Extracted records:
┌──
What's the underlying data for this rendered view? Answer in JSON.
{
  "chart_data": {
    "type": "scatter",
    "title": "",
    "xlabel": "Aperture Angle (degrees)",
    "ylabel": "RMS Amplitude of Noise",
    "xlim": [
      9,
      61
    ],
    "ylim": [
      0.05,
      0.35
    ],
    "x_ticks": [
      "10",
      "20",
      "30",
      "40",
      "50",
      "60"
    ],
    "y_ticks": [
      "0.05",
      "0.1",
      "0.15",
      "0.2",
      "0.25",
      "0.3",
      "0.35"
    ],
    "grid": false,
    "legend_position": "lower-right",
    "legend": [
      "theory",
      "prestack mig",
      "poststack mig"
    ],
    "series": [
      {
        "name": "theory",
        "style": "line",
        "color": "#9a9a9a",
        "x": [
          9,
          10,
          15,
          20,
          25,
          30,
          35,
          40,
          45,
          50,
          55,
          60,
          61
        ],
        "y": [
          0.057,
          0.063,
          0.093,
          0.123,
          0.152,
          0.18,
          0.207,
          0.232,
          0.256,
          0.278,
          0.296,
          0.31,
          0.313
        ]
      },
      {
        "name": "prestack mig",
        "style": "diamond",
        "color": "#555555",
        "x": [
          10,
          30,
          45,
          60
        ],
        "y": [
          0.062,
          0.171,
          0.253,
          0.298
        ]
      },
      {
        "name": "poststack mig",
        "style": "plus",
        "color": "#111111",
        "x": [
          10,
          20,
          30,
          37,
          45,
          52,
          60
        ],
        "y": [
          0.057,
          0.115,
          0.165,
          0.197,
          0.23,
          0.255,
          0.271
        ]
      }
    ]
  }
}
└──
**SHORT TASK**.
Exact output of every entry is required.

**RESPONSE TO THIS TASK**.
What's the underlying data for this rendered view? Answer in JSON.
{
  "chart_data": {
    "type": "scatter",
    "title": "",
    "xlabel": "Aperture Angle (degrees)",
    "ylabel": "RMS Amplitude of Noise",
    "xlim": [
      9,
      61
    ],
    "ylim": [
      0.05,
      0.35
    ],
    "x_ticks": [
      "10",
      "20",
      "30",
      "40",
      "50",
      "60"
    ],
    "y_ticks": [
      "0.05",
      "0.1",
      "0.15",
      "0.2",
      "0.25",
      "0.3",
      "0.35"
    ],
    "grid": false,
    "legend_position": "lower-right",
    "legend": [
      "theory",
      "prestack mig",
      "poststack mig"
    ],
    "series": [
      {
        "name": "theory",
        "style": "line",
        "color": "#9a9a9a",
        "x": [
          9,
          10,
          15,
          20,
          25,
          30,
          35,
          40,
          45,
          50,
          55,
          60,
          61
        ],
        "y": [
          0.057,
          0.063,
          0.093,
          0.123,
          0.152,
          0.18,
          0.207,
          0.232,
          0.256,
          0.278,
          0.296,
          0.31,
          0.313
        ]
      },
      {
        "name": "prestack mig",
        "style": "diamond",
        "color": "#555555",
        "x": [
          10,
          30,
          45,
          60
        ],
        "y": [
          0.062,
          0.171,
          0.253,
          0.298
        ]
      },
      {
        "name": "poststack mig",
        "style": "plus",
        "color": "#111111",
        "x": [
          10,
          20,
          30,
          37,
          45,
          52,
          60
        ],
        "y": [
          0.057,
          0.115,
          0.165,
          0.197,
          0.23,
          0.255,
          0.271
        ]
      }
    ]
  }
}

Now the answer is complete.